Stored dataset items
* BEGIN *

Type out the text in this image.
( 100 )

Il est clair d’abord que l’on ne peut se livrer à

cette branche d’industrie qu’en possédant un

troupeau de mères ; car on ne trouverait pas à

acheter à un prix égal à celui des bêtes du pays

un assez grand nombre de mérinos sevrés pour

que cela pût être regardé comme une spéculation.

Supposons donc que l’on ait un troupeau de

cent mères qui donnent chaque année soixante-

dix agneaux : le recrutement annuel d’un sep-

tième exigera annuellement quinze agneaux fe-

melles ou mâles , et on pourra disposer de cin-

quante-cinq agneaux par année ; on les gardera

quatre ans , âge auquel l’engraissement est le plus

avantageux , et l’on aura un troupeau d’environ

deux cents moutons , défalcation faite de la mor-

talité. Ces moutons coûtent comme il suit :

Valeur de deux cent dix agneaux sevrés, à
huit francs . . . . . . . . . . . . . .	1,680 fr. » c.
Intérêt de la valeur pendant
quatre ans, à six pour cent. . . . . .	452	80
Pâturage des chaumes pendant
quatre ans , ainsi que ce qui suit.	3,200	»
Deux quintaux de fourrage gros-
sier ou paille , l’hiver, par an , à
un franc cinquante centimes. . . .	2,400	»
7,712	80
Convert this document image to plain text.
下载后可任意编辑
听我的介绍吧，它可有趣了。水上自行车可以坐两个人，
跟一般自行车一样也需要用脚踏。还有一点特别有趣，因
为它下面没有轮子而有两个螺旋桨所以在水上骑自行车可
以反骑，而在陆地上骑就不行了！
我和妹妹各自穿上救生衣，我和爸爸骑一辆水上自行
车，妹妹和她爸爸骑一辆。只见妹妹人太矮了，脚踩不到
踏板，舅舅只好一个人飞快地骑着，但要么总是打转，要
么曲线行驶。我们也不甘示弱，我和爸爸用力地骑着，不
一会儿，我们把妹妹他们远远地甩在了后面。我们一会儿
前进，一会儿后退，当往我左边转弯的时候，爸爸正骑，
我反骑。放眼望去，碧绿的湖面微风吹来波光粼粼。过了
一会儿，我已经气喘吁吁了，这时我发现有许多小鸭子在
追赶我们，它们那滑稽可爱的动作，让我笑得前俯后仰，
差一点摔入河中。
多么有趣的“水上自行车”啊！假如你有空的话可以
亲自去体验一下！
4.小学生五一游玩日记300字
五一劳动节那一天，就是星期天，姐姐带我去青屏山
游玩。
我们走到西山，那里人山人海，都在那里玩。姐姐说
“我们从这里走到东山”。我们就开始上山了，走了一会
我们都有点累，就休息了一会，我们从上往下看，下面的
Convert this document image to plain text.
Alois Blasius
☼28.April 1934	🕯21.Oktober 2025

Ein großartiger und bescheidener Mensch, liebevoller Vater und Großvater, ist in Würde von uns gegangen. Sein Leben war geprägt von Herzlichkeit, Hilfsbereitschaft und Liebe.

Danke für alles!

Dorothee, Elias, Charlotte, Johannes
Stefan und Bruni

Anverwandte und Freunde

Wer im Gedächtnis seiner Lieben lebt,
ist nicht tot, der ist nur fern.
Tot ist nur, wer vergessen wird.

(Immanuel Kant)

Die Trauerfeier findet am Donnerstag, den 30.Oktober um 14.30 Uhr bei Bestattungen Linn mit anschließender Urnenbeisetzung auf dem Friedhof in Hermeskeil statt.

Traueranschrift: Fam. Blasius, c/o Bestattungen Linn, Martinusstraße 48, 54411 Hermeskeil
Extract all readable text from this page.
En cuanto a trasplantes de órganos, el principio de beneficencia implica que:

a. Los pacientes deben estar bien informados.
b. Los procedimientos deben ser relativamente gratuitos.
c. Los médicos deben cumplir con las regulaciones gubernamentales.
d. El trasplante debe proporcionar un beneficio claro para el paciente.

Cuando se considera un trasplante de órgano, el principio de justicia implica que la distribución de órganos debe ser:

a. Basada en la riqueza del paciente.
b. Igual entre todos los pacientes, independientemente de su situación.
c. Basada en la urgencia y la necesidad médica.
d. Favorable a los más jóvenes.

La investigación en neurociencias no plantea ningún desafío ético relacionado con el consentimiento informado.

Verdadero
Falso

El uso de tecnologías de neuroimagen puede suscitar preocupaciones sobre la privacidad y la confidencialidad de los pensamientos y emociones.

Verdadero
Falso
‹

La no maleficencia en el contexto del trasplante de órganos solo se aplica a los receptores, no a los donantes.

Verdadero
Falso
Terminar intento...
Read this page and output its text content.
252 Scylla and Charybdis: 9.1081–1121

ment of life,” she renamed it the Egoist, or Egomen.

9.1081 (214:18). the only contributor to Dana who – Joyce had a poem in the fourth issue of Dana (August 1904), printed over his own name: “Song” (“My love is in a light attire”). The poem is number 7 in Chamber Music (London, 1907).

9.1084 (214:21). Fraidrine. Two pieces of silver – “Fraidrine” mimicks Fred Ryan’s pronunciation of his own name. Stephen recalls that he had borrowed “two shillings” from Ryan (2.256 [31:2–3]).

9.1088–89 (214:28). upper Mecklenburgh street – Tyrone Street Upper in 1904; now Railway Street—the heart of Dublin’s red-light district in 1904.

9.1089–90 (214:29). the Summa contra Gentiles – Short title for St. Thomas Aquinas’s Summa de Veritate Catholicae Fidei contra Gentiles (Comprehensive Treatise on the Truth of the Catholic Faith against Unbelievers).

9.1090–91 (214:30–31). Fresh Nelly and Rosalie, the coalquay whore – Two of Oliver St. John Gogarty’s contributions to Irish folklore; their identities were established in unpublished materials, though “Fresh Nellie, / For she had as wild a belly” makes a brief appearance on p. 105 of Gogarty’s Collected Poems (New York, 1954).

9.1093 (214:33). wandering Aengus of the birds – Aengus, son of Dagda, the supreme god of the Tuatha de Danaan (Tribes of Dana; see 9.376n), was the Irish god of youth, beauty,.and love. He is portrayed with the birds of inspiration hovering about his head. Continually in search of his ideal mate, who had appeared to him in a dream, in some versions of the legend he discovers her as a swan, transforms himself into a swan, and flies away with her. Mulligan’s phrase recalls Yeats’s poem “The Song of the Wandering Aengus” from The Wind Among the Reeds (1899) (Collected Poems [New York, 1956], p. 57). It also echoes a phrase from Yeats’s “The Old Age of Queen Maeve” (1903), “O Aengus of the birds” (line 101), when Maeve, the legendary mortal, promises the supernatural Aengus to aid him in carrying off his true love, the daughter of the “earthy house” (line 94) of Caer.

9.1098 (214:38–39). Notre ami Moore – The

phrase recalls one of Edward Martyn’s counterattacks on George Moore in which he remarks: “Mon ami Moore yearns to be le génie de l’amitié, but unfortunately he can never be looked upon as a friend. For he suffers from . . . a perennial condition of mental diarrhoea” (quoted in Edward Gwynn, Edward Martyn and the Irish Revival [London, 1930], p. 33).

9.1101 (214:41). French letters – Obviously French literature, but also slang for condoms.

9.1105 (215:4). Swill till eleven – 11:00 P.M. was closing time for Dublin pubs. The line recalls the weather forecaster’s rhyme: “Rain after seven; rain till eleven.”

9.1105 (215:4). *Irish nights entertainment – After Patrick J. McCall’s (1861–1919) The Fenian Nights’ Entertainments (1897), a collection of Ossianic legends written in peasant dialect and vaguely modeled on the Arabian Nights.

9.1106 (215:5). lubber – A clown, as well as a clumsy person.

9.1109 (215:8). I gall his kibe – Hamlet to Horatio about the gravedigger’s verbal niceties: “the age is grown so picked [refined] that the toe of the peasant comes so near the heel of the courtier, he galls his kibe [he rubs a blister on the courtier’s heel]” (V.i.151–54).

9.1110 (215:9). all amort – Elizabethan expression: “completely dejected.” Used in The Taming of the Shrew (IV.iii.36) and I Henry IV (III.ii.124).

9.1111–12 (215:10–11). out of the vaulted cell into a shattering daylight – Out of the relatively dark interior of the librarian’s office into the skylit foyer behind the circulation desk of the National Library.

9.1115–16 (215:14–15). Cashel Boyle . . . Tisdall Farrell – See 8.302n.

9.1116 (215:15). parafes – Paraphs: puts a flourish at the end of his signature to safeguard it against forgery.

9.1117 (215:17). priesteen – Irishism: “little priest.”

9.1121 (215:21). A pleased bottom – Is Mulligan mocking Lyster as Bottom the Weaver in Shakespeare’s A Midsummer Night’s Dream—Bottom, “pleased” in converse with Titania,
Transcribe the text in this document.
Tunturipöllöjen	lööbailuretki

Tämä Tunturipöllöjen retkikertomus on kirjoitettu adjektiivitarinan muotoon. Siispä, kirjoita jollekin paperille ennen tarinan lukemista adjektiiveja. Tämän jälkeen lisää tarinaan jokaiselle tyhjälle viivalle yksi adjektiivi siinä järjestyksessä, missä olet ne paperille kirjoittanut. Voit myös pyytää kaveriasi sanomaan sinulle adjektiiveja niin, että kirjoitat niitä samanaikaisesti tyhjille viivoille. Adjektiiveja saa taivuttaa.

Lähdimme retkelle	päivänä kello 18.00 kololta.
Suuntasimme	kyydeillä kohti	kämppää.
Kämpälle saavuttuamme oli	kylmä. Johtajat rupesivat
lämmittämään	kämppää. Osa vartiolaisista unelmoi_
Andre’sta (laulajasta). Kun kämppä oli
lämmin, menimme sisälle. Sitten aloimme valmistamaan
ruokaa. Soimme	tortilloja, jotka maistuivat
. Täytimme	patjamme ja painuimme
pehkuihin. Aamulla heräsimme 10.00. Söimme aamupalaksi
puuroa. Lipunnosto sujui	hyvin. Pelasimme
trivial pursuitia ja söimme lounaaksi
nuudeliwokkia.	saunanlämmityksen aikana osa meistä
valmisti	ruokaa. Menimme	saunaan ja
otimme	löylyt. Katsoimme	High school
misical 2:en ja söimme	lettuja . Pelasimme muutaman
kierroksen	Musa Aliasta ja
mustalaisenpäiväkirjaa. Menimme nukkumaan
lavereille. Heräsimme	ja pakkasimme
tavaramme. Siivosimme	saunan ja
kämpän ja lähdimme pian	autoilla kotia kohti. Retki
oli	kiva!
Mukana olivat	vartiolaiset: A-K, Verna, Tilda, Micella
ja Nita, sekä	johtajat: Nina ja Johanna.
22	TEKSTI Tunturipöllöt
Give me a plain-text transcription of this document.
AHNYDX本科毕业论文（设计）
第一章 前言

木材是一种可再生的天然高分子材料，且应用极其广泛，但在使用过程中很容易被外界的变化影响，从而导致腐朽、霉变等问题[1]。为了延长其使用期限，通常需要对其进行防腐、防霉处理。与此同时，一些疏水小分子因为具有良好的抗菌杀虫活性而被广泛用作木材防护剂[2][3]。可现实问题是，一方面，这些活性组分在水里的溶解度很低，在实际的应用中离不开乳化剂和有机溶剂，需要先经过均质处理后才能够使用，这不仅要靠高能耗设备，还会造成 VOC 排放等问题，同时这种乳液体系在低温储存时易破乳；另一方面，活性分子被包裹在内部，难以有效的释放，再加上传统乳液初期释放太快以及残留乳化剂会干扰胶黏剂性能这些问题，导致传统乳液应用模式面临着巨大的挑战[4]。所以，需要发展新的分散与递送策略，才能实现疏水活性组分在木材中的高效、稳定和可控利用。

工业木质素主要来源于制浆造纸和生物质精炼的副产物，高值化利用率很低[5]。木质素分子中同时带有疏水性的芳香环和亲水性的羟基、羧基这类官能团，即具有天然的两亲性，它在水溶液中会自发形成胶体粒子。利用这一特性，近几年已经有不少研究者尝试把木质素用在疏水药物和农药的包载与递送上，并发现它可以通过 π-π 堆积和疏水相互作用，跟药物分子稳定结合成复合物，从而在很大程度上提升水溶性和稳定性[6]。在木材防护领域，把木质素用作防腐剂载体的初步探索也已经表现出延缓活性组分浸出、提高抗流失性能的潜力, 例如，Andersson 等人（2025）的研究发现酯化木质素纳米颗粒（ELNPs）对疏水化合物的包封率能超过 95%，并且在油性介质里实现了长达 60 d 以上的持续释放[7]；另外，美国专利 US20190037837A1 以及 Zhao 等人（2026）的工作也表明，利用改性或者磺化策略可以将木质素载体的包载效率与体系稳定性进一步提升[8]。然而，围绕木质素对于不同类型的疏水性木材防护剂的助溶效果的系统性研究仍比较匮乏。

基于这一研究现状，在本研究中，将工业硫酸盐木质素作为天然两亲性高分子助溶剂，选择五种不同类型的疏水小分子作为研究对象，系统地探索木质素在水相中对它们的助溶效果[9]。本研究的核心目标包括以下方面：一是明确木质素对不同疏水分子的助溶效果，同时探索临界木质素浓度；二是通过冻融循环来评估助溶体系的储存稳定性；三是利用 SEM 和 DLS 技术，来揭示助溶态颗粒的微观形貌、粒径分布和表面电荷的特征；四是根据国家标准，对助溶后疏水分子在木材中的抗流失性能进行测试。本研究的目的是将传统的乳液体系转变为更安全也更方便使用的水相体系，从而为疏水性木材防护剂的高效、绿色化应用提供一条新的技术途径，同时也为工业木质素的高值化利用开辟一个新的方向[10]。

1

* END *

=== Problem to solve ===
Give only the number of lines in the entries above that contain the string "phrase".

=== Worked answer ===
2